What is needed —
Each entry here needs to be set down again exactly, please; pictures are left out.

Record list —
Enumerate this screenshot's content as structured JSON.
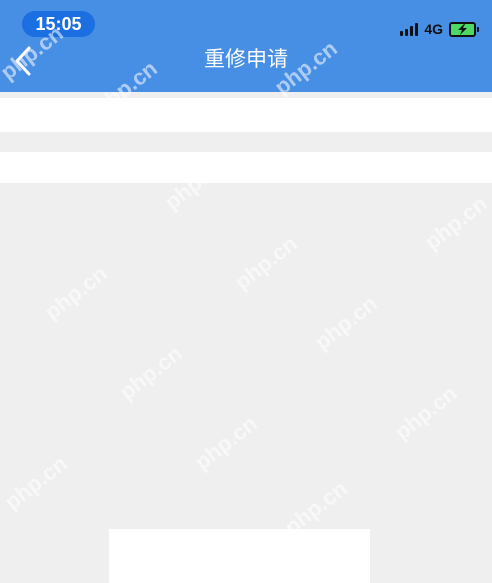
{
  "status_bar": {
    "time": "15:05",
    "network": "4G",
    "battery_charging": true
  },
  "nav": {
    "back_icon": "chevron-left-icon",
    "title": "重修申请"
  },
  "form": {
    "row_1_text": "",
    "row_2_text": ""
  },
  "footer": {
    "button_label": ""
  },
  "watermark": "php.cn",
  "colors": {
    "nav_background": "#478ee5",
    "time_pill": "#1b6fe0",
    "page_background": "#efefef",
    "battery": "#4cd964"
  }
}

Solution —
Enumerate this screenshot's content as structured JSON.
{
  "status_bar": {
    "time": "15:05",
    "network": "4G",
    "battery_charging": true
  },
  "nav": {
    "back_icon": "chevron-left-icon",
    "title": "重修申请"
  },
  "form": {
    "row_1_text": "",
    "row_2_text": ""
  },
  "footer": {
    "button_label": ""
  },
  "watermark": "php.cn",
  "colors": {
    "nav_background": "#478ee5",
    "time_pill": "#1b6fe0",
    "page_background": "#efefef",
    "battery": "#4cd964"
  }
}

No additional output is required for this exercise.